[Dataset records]

------------------------------------------------------------

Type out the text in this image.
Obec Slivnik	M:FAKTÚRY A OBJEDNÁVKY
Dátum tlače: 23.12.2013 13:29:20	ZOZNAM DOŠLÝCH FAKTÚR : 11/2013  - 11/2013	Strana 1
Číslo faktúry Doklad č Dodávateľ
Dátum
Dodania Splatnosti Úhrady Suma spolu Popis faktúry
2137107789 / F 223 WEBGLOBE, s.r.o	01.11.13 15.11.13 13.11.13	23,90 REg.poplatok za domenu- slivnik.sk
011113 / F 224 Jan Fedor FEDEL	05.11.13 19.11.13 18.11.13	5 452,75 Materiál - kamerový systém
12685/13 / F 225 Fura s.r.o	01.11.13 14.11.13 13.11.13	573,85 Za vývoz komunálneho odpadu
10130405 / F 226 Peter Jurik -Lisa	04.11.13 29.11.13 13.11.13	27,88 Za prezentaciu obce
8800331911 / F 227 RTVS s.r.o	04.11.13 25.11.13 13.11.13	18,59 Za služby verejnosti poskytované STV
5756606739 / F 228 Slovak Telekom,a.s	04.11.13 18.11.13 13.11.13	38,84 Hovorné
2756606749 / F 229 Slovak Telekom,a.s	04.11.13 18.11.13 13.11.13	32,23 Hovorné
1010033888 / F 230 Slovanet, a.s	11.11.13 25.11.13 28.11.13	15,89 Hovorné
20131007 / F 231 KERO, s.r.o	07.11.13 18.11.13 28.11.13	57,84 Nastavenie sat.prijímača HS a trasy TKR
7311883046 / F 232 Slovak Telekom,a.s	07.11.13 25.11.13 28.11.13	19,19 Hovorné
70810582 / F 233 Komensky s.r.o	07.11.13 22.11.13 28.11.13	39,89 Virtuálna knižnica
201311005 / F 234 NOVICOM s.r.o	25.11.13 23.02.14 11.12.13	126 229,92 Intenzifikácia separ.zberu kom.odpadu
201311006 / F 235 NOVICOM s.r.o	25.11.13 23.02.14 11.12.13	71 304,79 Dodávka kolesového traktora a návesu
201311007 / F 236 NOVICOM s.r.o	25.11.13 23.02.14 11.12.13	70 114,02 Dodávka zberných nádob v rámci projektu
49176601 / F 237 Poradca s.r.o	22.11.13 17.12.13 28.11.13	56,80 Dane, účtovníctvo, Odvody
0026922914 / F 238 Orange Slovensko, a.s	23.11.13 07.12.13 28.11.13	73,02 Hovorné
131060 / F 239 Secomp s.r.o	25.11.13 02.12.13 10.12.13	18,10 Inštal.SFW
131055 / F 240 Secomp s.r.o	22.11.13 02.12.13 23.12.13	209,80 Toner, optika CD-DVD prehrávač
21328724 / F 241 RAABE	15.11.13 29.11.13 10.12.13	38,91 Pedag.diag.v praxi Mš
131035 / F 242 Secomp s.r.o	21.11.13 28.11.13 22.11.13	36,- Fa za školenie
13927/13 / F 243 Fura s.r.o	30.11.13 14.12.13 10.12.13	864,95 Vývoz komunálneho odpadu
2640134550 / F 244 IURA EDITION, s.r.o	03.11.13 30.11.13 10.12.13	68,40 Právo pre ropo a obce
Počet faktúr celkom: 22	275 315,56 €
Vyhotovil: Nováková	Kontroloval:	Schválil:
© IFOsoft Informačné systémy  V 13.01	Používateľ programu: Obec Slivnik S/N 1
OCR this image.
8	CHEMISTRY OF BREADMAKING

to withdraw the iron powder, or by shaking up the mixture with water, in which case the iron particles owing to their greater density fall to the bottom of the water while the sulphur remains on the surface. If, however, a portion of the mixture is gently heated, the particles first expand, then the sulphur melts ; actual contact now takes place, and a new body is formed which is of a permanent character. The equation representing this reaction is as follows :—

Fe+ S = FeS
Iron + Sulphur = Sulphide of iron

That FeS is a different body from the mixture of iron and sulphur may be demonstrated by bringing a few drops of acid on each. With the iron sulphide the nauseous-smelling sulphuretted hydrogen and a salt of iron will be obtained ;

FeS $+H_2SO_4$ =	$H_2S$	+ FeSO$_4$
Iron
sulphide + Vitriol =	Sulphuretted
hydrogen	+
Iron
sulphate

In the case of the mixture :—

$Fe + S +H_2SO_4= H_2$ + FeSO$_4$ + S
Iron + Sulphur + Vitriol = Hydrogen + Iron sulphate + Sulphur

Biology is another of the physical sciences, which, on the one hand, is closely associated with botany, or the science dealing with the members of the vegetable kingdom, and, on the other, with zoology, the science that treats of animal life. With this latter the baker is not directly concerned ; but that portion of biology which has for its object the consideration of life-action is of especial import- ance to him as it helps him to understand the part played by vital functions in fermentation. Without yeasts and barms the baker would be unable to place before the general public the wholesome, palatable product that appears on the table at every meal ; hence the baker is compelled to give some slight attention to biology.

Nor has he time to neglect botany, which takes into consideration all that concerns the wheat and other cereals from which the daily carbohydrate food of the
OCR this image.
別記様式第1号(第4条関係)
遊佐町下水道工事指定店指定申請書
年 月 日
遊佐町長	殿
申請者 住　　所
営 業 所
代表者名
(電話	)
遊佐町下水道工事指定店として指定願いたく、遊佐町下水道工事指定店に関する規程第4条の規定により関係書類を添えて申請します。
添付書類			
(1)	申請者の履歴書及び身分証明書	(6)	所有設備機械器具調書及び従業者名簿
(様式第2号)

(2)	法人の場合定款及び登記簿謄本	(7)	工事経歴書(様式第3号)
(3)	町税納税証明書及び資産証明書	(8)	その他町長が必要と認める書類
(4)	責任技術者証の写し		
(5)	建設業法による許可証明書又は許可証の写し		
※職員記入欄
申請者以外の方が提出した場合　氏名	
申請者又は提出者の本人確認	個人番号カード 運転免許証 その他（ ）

------------------------------------------------------------

Quote the data in full, keeping each word unchanged.

Type out the text in this image.
Obec Slivnik	M:FAKTÚRY A OBJEDNÁVKY
Dátum tlače: 23.12.2013 13:29:20	ZOZNAM DOŠLÝCH FAKTÚR : 11/2013  - 11/2013	Strana 1
Číslo faktúry Doklad č Dodávateľ
Dátum
Dodania Splatnosti Úhrady Suma spolu Popis faktúry
2137107789 / F 223 WEBGLOBE, s.r.o	01.11.13 15.11.13 13.11.13	23,90 REg.poplatok za domenu- slivnik.sk
011113 / F 224 Jan Fedor FEDEL	05.11.13 19.11.13 18.11.13	5 452,75 Materiál - kamerový systém
12685/13 / F 225 Fura s.r.o	01.11.13 14.11.13 13.11.13	573,85 Za vývoz komunálneho odpadu
10130405 / F 226 Peter Jurik -Lisa	04.11.13 29.11.13 13.11.13	27,88 Za prezentaciu obce
8800331911 / F 227 RTVS s.r.o	04.11.13 25.11.13 13.11.13	18,59 Za služby verejnosti poskytované STV
5756606739 / F 228 Slovak Telekom,a.s	04.11.13 18.11.13 13.11.13	38,84 Hovorné
2756606749 / F 229 Slovak Telekom,a.s	04.11.13 18.11.13 13.11.13	32,23 Hovorné
1010033888 / F 230 Slovanet, a.s	11.11.13 25.11.13 28.11.13	15,89 Hovorné
20131007 / F 231 KERO, s.r.o	07.11.13 18.11.13 28.11.13	57,84 Nastavenie sat.prijímača HS a trasy TKR
7311883046 / F 232 Slovak Telekom,a.s	07.11.13 25.11.13 28.11.13	19,19 Hovorné
70810582 / F 233 Komensky s.r.o	07.11.13 22.11.13 28.11.13	39,89 Virtuálna knižnica
201311005 / F 234 NOVICOM s.r.o	25.11.13 23.02.14 11.12.13	126 229,92 Intenzifikácia separ.zberu kom.odpadu
201311006 / F 235 NOVICOM s.r.o	25.11.13 23.02.14 11.12.13	71 304,79 Dodávka kolesového traktora a návesu
201311007 / F 236 NOVICOM s.r.o	25.11.13 23.02.14 11.12.13	70 114,02 Dodávka zberných nádob v rámci projektu
49176601 / F 237 Poradca s.r.o	22.11.13 17.12.13 28.11.13	56,80 Dane, účtovníctvo, Odvody
0026922914 / F 238 Orange Slovensko, a.s	23.11.13 07.12.13 28.11.13	73,02 Hovorné
131060 / F 239 Secomp s.r.o	25.11.13 02.12.13 10.12.13	18,10 Inštal.SFW
131055 / F 240 Secomp s.r.o	22.11.13 02.12.13 23.12.13	209,80 Toner, optika CD-DVD prehrávač
21328724 / F 241 RAABE	15.11.13 29.11.13 10.12.13	38,91 Pedag.diag.v praxi Mš
131035 / F 242 Secomp s.r.o	21.11.13 28.11.13 22.11.13	36,- Fa za školenie
13927/13 / F 243 Fura s.r.o	30.11.13 14.12.13 10.12.13	864,95 Vývoz komunálneho odpadu
2640134550 / F 244 IURA EDITION, s.r.o	03.11.13 30.11.13 10.12.13	68,40 Právo pre ropo a obce
Počet faktúr celkom: 22	275 315,56 €
Vyhotovil: Nováková	Kontroloval:	Schválil:
© IFOsoft Informačné systémy  V 13.01	Používateľ programu: Obec Slivnik S/N 1
OCR this image.
8	CHEMISTRY OF BREADMAKING

to withdraw the iron powder, or by shaking up the mixture with water, in which case the iron particles owing to their greater density fall to the bottom of the water while the sulphur remains on the surface. If, however, a portion of the mixture is gently heated, the particles first expand, then the sulphur melts ; actual contact now takes place, and a new body is formed which is of a permanent character. The equation representing this reaction is as follows :—

Fe+ S = FeS
Iron + Sulphur = Sulphide of iron

That FeS is a different body from the mixture of iron and sulphur may be demonstrated by bringing a few drops of acid on each. With the iron sulphide the nauseous-smelling sulphuretted hydrogen and a salt of iron will be obtained ;

FeS $+H_2SO_4$ =	$H_2S$	+ FeSO$_4$
Iron
sulphide + Vitriol =	Sulphuretted
hydrogen	+
Iron
sulphate

In the case of the mixture :—

$Fe + S +H_2SO_4= H_2$ + FeSO$_4$ + S
Iron + Sulphur + Vitriol = Hydrogen + Iron sulphate + Sulphur

Biology is another of the physical sciences, which, on the one hand, is closely associated with botany, or the science dealing with the members of the vegetable kingdom, and, on the other, with zoology, the science that treats of animal life. With this latter the baker is not directly concerned ; but that portion of biology which has for its object the consideration of life-action is of especial import- ance to him as it helps him to understand the part played by vital functions in fermentation. Without yeasts and barms the baker would be unable to place before the general public the wholesome, palatable product that appears on the table at every meal ; hence the baker is compelled to give some slight attention to biology.

Nor has he time to neglect botany, which takes into consideration all that concerns the wheat and other cereals from which the daily carbohydrate food of the
OCR this image.
別記様式第1号(第4条関係)
遊佐町下水道工事指定店指定申請書
年 月 日
遊佐町長	殿
申請者 住　　所
営 業 所
代表者名
(電話	)
遊佐町下水道工事指定店として指定願いたく、遊佐町下水道工事指定店に関する規程第4条の規定により関係書類を添えて申請します。
添付書類			
(1)	申請者の履歴書及び身分証明書	(6)	所有設備機械器具調書及び従業者名簿
(様式第2号)

(2)	法人の場合定款及び登記簿謄本	(7)	工事経歴書(様式第3号)
(3)	町税納税証明書及び資産証明書	(8)	その他町長が必要と認める書類
(4)	責任技術者証の写し		
(5)	建設業法による許可証明書又は許可証の写し		
※職員記入欄
申請者以外の方が提出した場合　氏名	
申請者又は提出者の本人確認	個人番号カード 運転免許証 その他（ ）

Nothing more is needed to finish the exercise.